Problem requirements: In the material below, list every line carrying the string "Center".

** START **

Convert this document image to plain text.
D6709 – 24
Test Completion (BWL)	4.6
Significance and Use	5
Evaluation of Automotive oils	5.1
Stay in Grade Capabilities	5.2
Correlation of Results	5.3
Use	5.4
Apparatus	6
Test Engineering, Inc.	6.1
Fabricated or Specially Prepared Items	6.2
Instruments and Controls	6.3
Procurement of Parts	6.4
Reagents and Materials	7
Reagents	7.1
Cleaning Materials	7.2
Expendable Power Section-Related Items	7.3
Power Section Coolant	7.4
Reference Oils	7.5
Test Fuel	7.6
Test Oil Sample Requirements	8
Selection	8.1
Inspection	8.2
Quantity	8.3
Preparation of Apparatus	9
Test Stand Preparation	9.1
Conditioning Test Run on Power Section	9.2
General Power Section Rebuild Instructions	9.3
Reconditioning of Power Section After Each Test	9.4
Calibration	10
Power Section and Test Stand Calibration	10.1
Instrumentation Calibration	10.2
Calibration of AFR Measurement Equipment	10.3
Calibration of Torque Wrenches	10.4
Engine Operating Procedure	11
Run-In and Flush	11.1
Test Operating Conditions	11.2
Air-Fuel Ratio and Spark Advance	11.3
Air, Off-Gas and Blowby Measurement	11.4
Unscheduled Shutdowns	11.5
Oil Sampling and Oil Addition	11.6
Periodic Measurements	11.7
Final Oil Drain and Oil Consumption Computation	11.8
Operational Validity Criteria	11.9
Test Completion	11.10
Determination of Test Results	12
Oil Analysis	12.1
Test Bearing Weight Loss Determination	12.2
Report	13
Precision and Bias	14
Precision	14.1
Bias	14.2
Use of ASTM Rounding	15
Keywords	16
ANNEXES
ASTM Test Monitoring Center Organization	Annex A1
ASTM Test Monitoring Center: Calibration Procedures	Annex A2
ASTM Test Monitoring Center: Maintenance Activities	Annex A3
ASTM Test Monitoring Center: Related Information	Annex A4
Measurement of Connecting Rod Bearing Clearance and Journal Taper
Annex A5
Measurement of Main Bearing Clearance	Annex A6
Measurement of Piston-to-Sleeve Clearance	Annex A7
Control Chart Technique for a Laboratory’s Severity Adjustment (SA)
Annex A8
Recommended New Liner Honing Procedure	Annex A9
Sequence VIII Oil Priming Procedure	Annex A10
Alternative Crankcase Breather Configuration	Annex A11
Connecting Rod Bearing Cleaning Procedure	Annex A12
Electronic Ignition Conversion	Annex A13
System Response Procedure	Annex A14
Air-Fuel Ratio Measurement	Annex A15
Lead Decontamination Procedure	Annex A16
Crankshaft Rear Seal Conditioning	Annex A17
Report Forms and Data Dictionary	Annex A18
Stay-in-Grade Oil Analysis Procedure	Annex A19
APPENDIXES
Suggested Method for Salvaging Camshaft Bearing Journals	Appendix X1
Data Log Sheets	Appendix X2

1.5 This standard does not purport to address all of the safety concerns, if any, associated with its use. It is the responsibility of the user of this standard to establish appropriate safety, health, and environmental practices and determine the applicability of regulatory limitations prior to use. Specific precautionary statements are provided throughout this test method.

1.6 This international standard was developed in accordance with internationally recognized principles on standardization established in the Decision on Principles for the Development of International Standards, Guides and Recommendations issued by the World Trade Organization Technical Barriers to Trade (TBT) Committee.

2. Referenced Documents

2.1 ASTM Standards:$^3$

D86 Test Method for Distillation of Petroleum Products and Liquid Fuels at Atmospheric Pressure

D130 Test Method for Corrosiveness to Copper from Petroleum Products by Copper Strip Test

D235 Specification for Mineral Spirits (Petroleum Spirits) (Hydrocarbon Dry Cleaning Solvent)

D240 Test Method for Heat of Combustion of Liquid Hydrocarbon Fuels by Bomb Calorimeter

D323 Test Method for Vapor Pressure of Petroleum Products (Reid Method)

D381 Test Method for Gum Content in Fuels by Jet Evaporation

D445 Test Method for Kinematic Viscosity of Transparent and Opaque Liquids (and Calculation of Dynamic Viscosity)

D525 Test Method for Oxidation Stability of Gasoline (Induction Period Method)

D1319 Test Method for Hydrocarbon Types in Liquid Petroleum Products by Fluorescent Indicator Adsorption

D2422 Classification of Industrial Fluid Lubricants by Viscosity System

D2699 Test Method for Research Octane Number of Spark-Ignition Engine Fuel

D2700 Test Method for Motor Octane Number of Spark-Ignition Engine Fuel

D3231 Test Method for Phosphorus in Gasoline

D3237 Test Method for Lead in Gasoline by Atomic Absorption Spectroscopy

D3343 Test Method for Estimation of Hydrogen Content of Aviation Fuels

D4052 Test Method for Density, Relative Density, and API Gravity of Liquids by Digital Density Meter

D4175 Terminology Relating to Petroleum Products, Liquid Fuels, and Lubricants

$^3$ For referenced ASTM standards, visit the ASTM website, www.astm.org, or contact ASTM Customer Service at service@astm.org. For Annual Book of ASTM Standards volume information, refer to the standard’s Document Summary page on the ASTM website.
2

** END **

Full output:
ASTM Test Monitoring Center Organization	Annex A1
ASTM Test Monitoring Center: Calibration Procedures	Annex A2
ASTM Test Monitoring Center: Maintenance Activities	Annex A3
ASTM Test Monitoring Center: Related Information	Annex A4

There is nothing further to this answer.